#### SET PROBLEM:
Make an exact copy of the entries below with the pictures removed.

"""

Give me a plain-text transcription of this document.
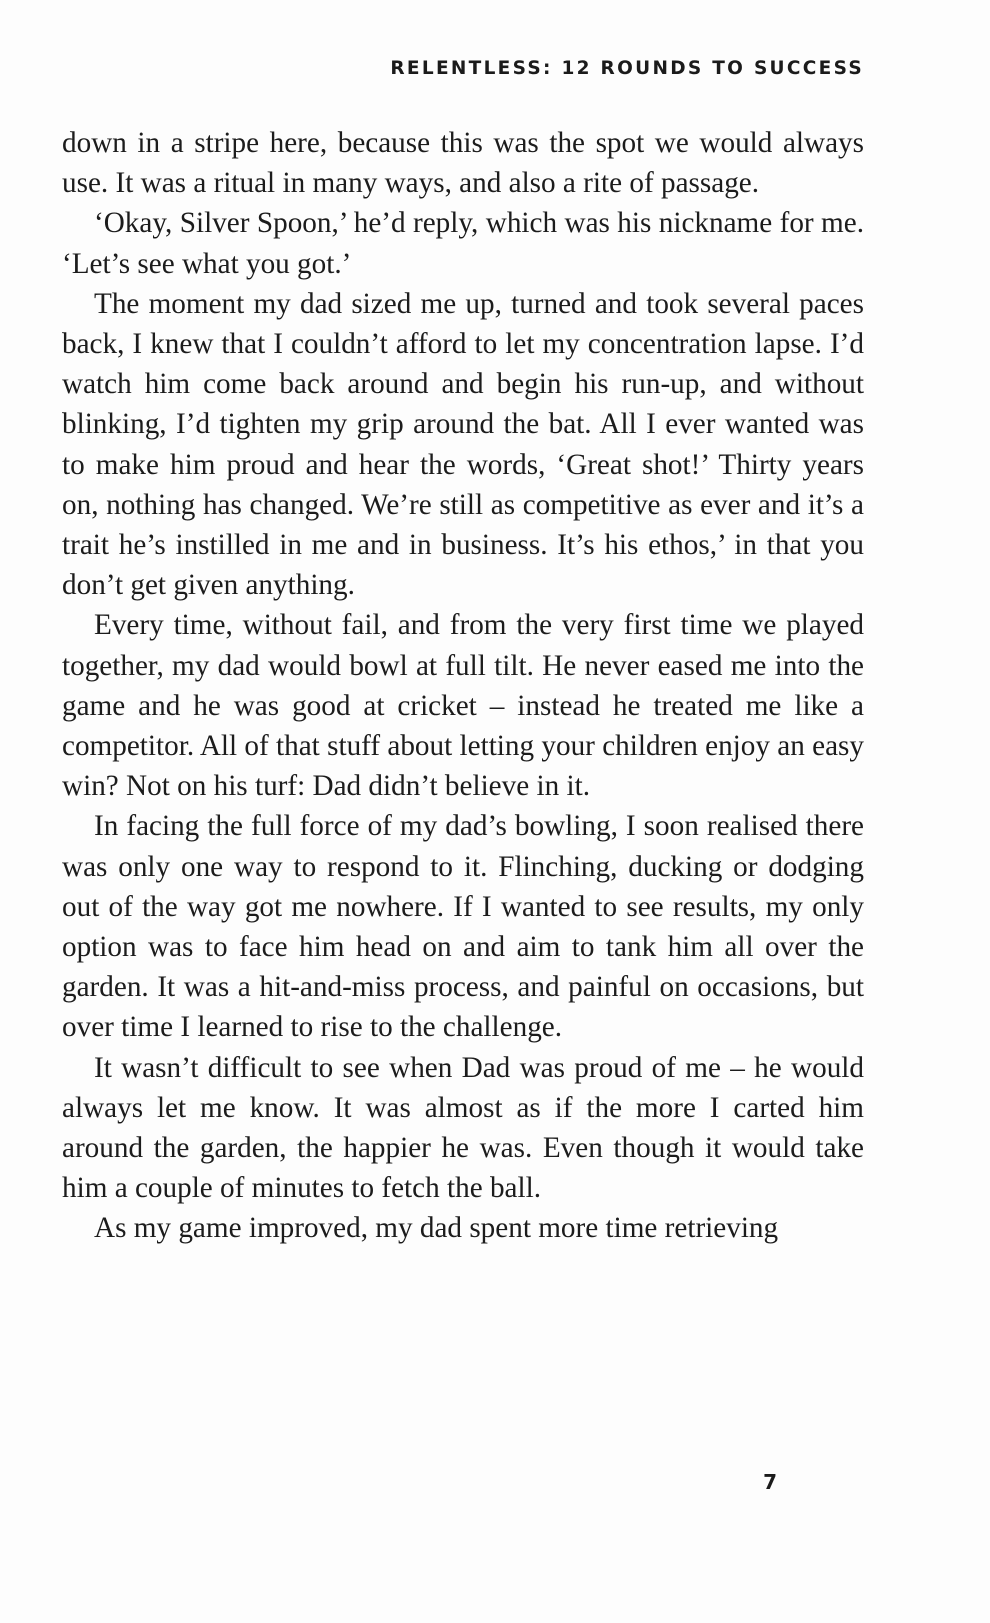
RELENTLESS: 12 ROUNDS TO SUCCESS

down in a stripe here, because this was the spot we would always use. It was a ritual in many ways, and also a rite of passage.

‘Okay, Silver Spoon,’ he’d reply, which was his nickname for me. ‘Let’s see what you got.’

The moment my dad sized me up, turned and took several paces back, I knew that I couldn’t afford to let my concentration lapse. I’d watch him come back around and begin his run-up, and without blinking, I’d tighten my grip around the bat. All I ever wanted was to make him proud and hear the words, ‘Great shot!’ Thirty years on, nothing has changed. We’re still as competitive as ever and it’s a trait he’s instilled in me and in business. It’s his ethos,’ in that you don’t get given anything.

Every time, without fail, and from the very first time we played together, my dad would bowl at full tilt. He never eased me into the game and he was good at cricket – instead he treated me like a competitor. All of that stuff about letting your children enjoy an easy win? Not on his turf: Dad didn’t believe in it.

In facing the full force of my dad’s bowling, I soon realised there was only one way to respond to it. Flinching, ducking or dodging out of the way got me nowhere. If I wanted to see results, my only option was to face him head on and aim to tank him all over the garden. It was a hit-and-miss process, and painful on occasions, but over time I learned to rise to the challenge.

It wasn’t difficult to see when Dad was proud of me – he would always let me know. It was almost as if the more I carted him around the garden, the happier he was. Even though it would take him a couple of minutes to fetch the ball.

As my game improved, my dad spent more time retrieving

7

"""

#### ANSWER TO THE PROBLEM:
Give me a plain-text transcription of this document.
RELENTLESS: 12 ROUNDS TO SUCCESS

down in a stripe here, because this was the spot we would always use. It was a ritual in many ways, and also a rite of passage.

‘Okay, Silver Spoon,’ he’d reply, which was his nickname for me. ‘Let’s see what you got.’

The moment my dad sized me up, turned and took several paces back, I knew that I couldn’t afford to let my concentration lapse. I’d watch him come back around and begin his run-up, and without blinking, I’d tighten my grip around the bat. All I ever wanted was to make him proud and hear the words, ‘Great shot!’ Thirty years on, nothing has changed. We’re still as competitive as ever and it’s a trait he’s instilled in me and in business. It’s his ethos,’ in that you don’t get given anything.

Every time, without fail, and from the very first time we played together, my dad would bowl at full tilt. He never eased me into the game and he was good at cricket – instead he treated me like a competitor. All of that stuff about letting your children enjoy an easy win? Not on his turf: Dad didn’t believe in it.

In facing the full force of my dad’s bowling, I soon realised there was only one way to respond to it. Flinching, ducking or dodging out of the way got me nowhere. If I wanted to see results, my only option was to face him head on and aim to tank him all over the garden. It was a hit-and-miss process, and painful on occasions, but over time I learned to rise to the challenge.

It wasn’t difficult to see when Dad was proud of me – he would always let me know. It was almost as if the more I carted him around the garden, the happier he was. Even though it would take him a couple of minutes to fetch the ball.

As my game improved, my dad spent more time retrieving

7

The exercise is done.